Dataset records
★ ★ ★ ★ ★
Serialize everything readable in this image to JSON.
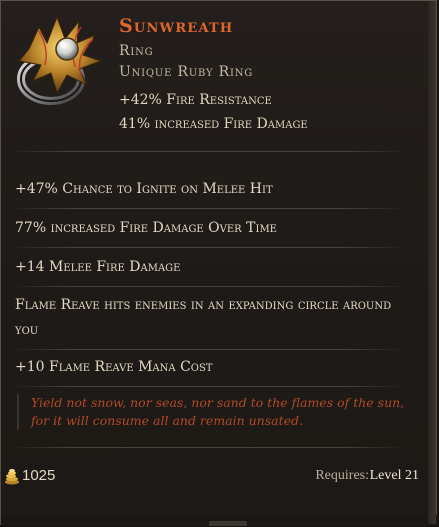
{
  "item": {
    "name": "Sunwreath",
    "type": "Ring",
    "rarity": "Unique Ruby Ring",
    "icon": "ornate-gold-ring-icon"
  },
  "implicits": [
    "+42% Fire Resistance",
    "41% increased Fire Damage"
  ],
  "affixes": [
    "+47% Chance to Ignite on Melee Hit",
    "77% increased Fire Damage Over Time",
    "+14 Melee Fire Damage",
    "Flame Reave hits enemies in an expanding circle around you",
    "+10 Flame Reave Mana Cost"
  ],
  "lore": "Yield not snow, nor seas, nor sand to the flames of the sun, for it will consume all and remain unsated.",
  "footer": {
    "gold_icon": "gold-coins-icon",
    "gold_value": "1025",
    "requires_label": "Requires:",
    "requires_value": "Level 21"
  },
  "colors": {
    "unique_name": "#e0672c",
    "lore": "#b24a28",
    "text": "#e3d8c6",
    "background": "#1f1b18"
  }
}
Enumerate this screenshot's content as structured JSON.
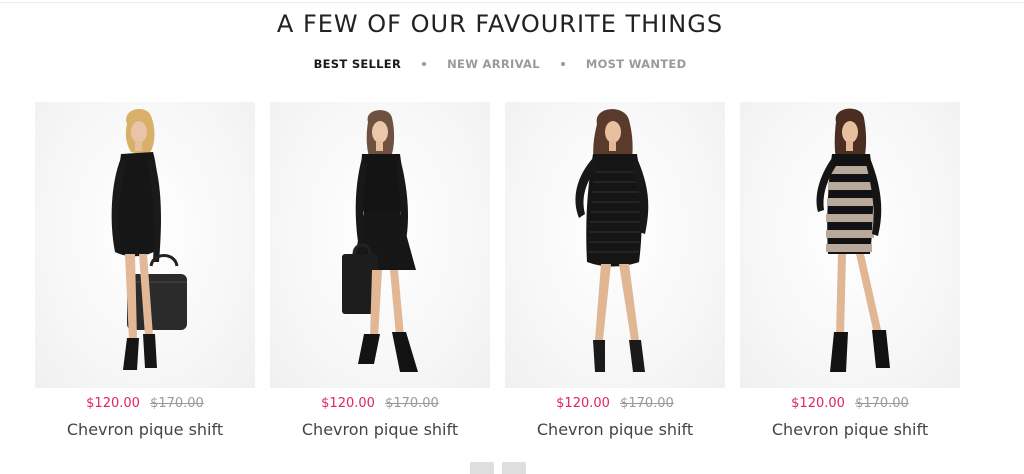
{
  "section": {
    "title": "A FEW OF OUR FAVOURITE THINGS"
  },
  "tabs": [
    {
      "label": "BEST SELLER",
      "active": true
    },
    {
      "label": "NEW ARRIVAL",
      "active": false
    },
    {
      "label": "MOST WANTED",
      "active": false
    }
  ],
  "colors": {
    "accent_price": "#e0245e",
    "old_price": "#9a9a9a"
  },
  "products": [
    {
      "name": "Chevron pique shift",
      "price": "$120.00",
      "old_price": "$170.00",
      "image": "model-black-dress-handbag-image"
    },
    {
      "name": "Chevron pique shift",
      "price": "$120.00",
      "old_price": "$170.00",
      "image": "model-black-dress-tote-image"
    },
    {
      "name": "Chevron pique shift",
      "price": "$120.00",
      "old_price": "$170.00",
      "image": "model-black-knit-dress-image"
    },
    {
      "name": "Chevron pique shift",
      "price": "$120.00",
      "old_price": "$170.00",
      "image": "model-sequin-stripe-dress-image"
    }
  ],
  "pager": {
    "icons": [
      "prev-icon",
      "next-icon"
    ]
  }
}
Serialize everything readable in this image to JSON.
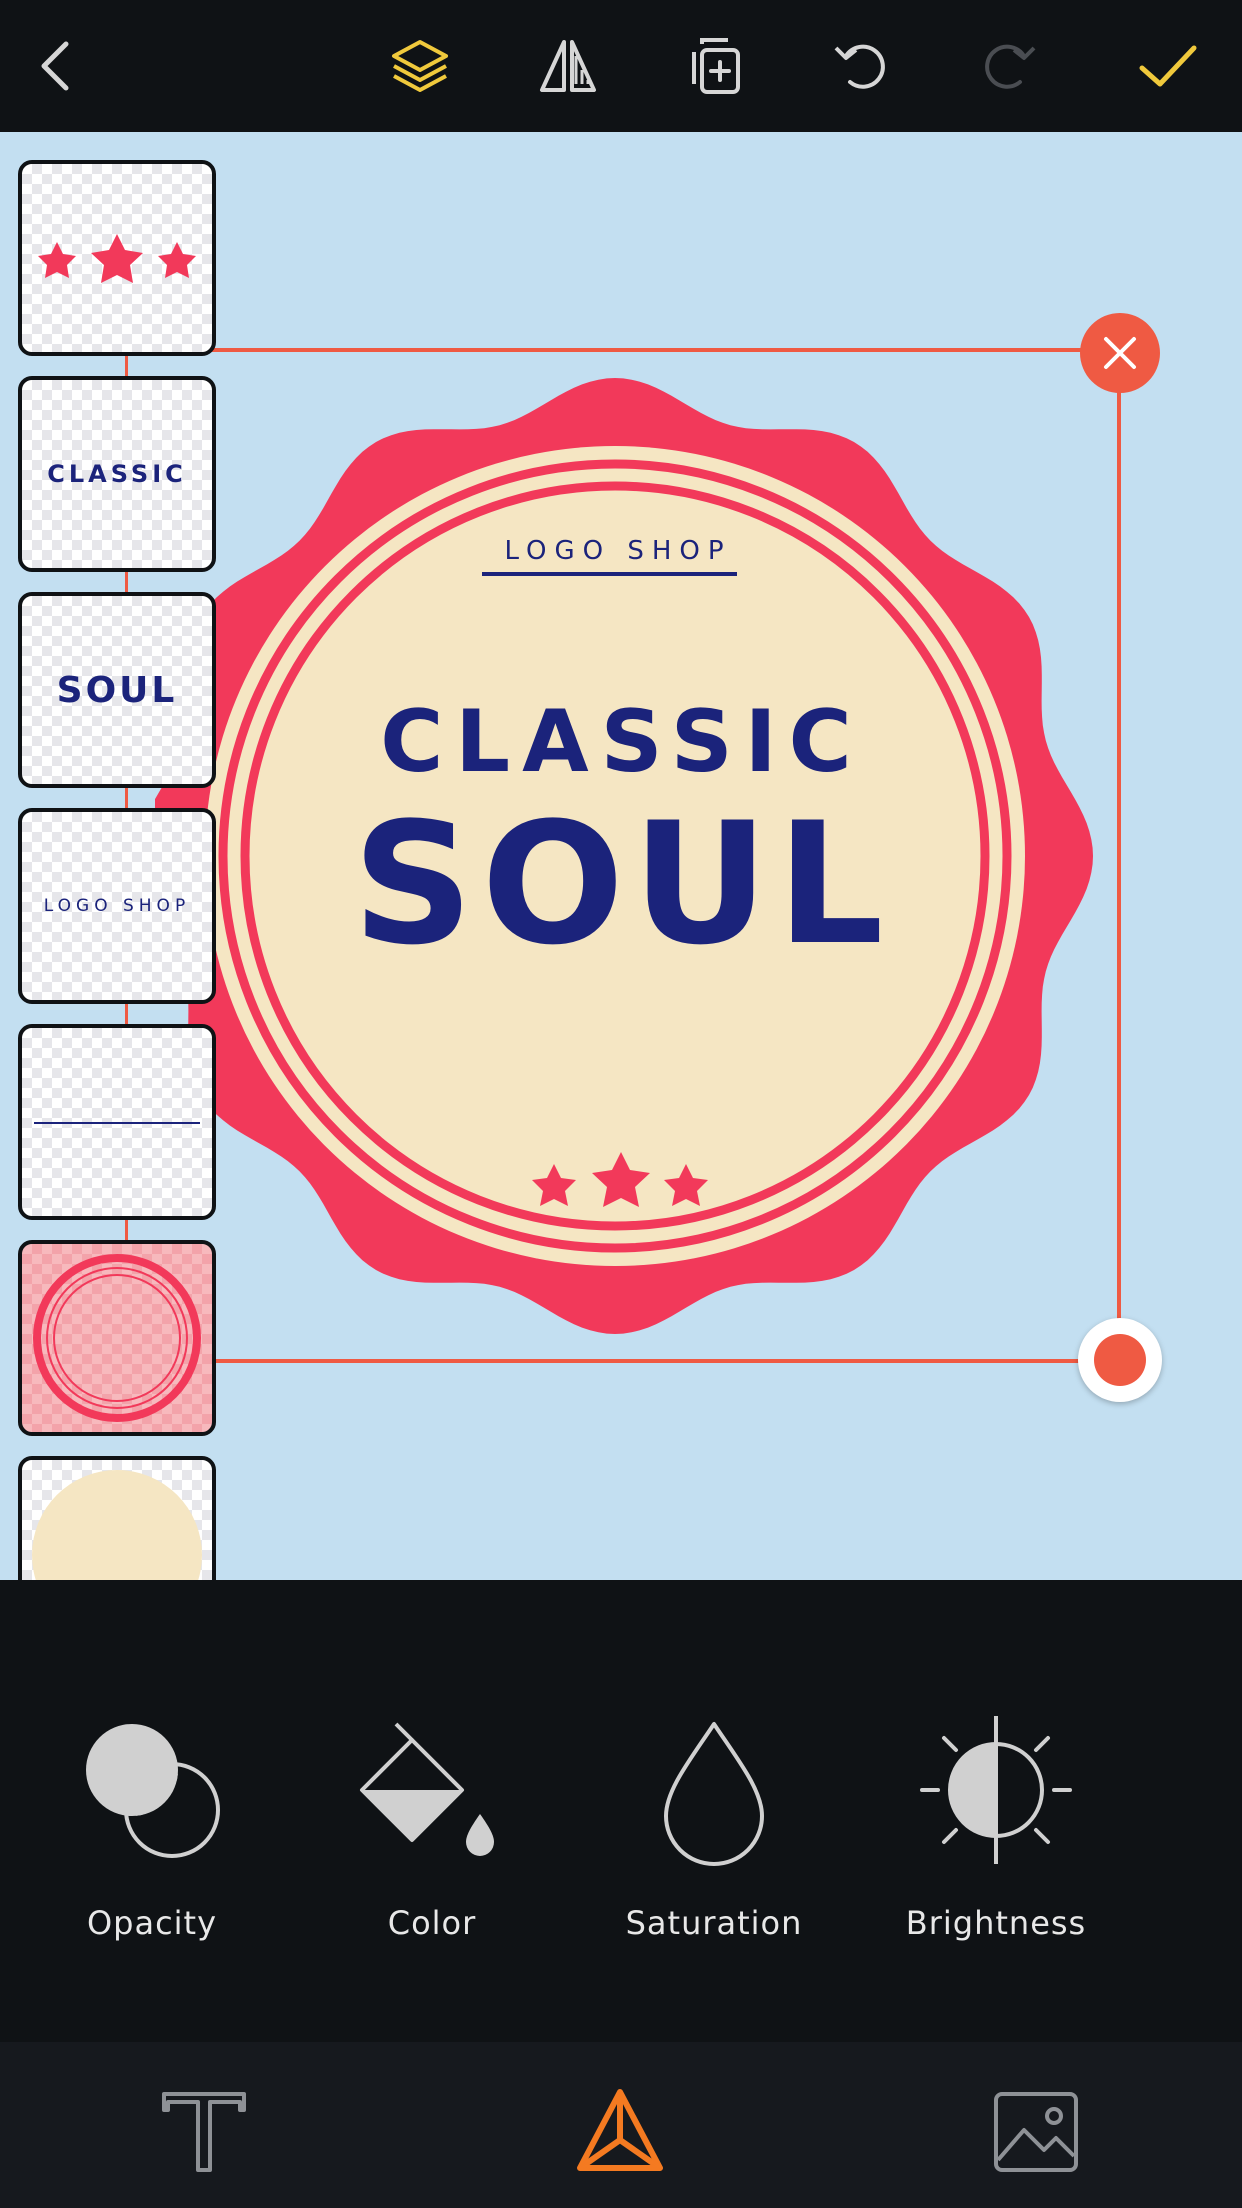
{
  "toolbar": {
    "back": "back-icon",
    "layers": "layers-icon",
    "flip": "flip-icon",
    "duplicate": "duplicate-icon",
    "undo": "undo-icon",
    "redo": "redo-icon",
    "done": "checkmark-icon"
  },
  "layers": [
    {
      "name": "stars-layer"
    },
    {
      "name": "classic-text-layer",
      "text": "CLASSIC"
    },
    {
      "name": "soul-text-layer",
      "text": "SOUL"
    },
    {
      "name": "logo-shop-text-layer",
      "text": "LOGO SHOP"
    },
    {
      "name": "line-layer"
    },
    {
      "name": "badge-frame-layer",
      "selected": true
    },
    {
      "name": "cream-circle-layer"
    }
  ],
  "badge": {
    "top_text": "LOGO SHOP",
    "line1": "CLASSIC",
    "line2": "SOUL"
  },
  "tools": [
    {
      "label": "Opacity",
      "icon": "opacity-icon"
    },
    {
      "label": "Color",
      "icon": "paint-bucket-icon"
    },
    {
      "label": "Saturation",
      "icon": "droplet-icon"
    },
    {
      "label": "Brightness",
      "icon": "brightness-icon"
    }
  ],
  "tabs": [
    {
      "icon": "text-icon"
    },
    {
      "icon": "shape-icon",
      "active": true
    },
    {
      "icon": "image-icon"
    }
  ],
  "colors": {
    "accent": "#ef5a43",
    "active_tool": "#f0c93c",
    "badge_red": "#f2395a",
    "badge_cream": "#f5e6c3",
    "badge_navy": "#1b237b",
    "canvas_bg": "#c3dff1",
    "tab_active": "#f47a21"
  }
}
★ ★ ★ ★ ★
**WHAT IS ASKED**
Across the preceding material, how many lines contain the word "image"? State the number alone.

**EXERCISE ANSWER**
7